> **EXERCISE BRIEF**: Print the listing that follows, character for character.
____ INPUT DATA
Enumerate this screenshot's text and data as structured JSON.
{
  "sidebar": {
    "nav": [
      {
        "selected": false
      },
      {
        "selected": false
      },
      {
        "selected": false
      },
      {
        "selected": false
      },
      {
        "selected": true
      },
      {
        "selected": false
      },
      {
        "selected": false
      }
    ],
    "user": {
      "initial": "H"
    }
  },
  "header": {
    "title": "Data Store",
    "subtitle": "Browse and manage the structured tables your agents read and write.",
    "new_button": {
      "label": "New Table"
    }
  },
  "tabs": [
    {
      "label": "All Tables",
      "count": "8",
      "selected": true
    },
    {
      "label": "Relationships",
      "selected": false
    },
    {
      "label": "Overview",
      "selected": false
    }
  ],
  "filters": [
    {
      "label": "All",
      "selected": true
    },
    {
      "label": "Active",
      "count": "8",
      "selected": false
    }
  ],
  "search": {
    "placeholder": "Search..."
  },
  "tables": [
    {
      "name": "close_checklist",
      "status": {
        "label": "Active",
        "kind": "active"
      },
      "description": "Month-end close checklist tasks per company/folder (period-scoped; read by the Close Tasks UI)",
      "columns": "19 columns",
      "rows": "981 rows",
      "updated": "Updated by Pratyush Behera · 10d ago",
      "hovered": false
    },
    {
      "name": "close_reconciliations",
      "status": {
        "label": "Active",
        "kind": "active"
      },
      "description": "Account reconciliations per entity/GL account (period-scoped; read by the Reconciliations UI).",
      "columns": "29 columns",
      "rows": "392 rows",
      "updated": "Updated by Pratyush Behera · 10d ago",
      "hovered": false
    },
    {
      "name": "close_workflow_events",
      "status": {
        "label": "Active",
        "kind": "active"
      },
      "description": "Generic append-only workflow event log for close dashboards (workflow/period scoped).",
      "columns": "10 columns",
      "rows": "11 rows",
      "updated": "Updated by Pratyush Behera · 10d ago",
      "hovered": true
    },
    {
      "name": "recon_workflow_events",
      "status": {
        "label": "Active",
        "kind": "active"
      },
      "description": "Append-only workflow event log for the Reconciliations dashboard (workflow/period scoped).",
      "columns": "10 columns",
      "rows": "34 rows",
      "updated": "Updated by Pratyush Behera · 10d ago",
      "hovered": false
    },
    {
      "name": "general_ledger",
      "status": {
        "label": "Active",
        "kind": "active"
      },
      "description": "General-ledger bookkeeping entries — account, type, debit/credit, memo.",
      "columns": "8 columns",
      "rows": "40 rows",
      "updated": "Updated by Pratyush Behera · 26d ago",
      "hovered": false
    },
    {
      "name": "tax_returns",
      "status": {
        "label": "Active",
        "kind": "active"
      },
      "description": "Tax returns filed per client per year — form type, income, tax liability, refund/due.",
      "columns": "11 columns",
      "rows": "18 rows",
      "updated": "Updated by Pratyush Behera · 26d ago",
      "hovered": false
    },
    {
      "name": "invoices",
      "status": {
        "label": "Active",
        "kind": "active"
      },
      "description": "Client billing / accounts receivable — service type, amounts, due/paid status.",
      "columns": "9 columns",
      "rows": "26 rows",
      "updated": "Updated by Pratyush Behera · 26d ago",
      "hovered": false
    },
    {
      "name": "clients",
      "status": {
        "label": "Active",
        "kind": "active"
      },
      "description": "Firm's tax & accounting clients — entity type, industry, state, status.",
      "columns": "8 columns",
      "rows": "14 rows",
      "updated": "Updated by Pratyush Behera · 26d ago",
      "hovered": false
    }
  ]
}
________
> **TASK RESPONSE**:
Enumerate this screenshot's text and data as structured JSON.
{
  "sidebar": {
    "nav": [
      {
        "selected": false
      },
      {
        "selected": false
      },
      {
        "selected": false
      },
      {
        "selected": false
      },
      {
        "selected": true
      },
      {
        "selected": false
      },
      {
        "selected": false
      }
    ],
    "user": {
      "initial": "H"
    }
  },
  "header": {
    "title": "Data Store",
    "subtitle": "Browse and manage the structured tables your agents read and write.",
    "new_button": {
      "label": "New Table"
    }
  },
  "tabs": [
    {
      "label": "All Tables",
      "count": "8",
      "selected": true
    },
    {
      "label": "Relationships",
      "selected": false
    },
    {
      "label": "Overview",
      "selected": false
    }
  ],
  "filters": [
    {
      "label": "All",
      "selected": true
    },
    {
      "label": "Active",
      "count": "8",
      "selected": false
    }
  ],
  "search": {
    "placeholder": "Search..."
  },
  "tables": [
    {
      "name": "close_checklist",
      "status": {
        "label": "Active",
        "kind": "active"
      },
      "description": "Month-end close checklist tasks per company/folder (period-scoped; read by the Close Tasks UI)",
      "columns": "19 columns",
      "rows": "981 rows",
      "updated": "Updated by Pratyush Behera · 10d ago",
      "hovered": false
    },
    {
      "name": "close_reconciliations",
      "status": {
        "label": "Active",
        "kind": "active"
      },
      "description": "Account reconciliations per entity/GL account (period-scoped; read by the Reconciliations UI).",
      "columns": "29 columns",
      "rows": "392 rows",
      "updated": "Updated by Pratyush Behera · 10d ago",
      "hovered": false
    },
    {
      "name": "close_workflow_events",
      "status": {
        "label": "Active",
        "kind": "active"
      },
      "description": "Generic append-only workflow event log for close dashboards (workflow/period scoped).",
      "columns": "10 columns",
      "rows": "11 rows",
      "updated": "Updated by Pratyush Behera · 10d ago",
      "hovered": true
    },
    {
      "name": "recon_workflow_events",
      "status": {
        "label": "Active",
        "kind": "active"
      },
      "description": "Append-only workflow event log for the Reconciliations dashboard (workflow/period scoped).",
      "columns": "10 columns",
      "rows": "34 rows",
      "updated": "Updated by Pratyush Behera · 10d ago",
      "hovered": false
    },
    {
      "name": "general_ledger",
      "status": {
        "label": "Active",
        "kind": "active"
      },
      "description": "General-ledger bookkeeping entries — account, type, debit/credit, memo.",
      "columns": "8 columns",
      "rows": "40 rows",
      "updated": "Updated by Pratyush Behera · 26d ago",
      "hovered": false
    },
    {
      "name": "tax_returns",
      "status": {
        "label": "Active",
        "kind": "active"
      },
      "description": "Tax returns filed per client per year — form type, income, tax liability, refund/due.",
      "columns": "11 columns",
      "rows": "18 rows",
      "updated": "Updated by Pratyush Behera · 26d ago",
      "hovered": false
    },
    {
      "name": "invoices",
      "status": {
        "label": "Active",
        "kind": "active"
      },
      "description": "Client billing / accounts receivable — service type, amounts, due/paid status.",
      "columns": "9 columns",
      "rows": "26 rows",
      "updated": "Updated by Pratyush Behera · 26d ago",
      "hovered": false
    },
    {
      "name": "clients",
      "status": {
        "label": "Active",
        "kind": "active"
      },
      "description": "Firm's tax & accounting clients — entity type, industry, state, status.",
      "columns": "8 columns",
      "rows": "14 rows",
      "updated": "Updated by Pratyush Behera · 26d ago",
      "hovered": false
    }
  ]
}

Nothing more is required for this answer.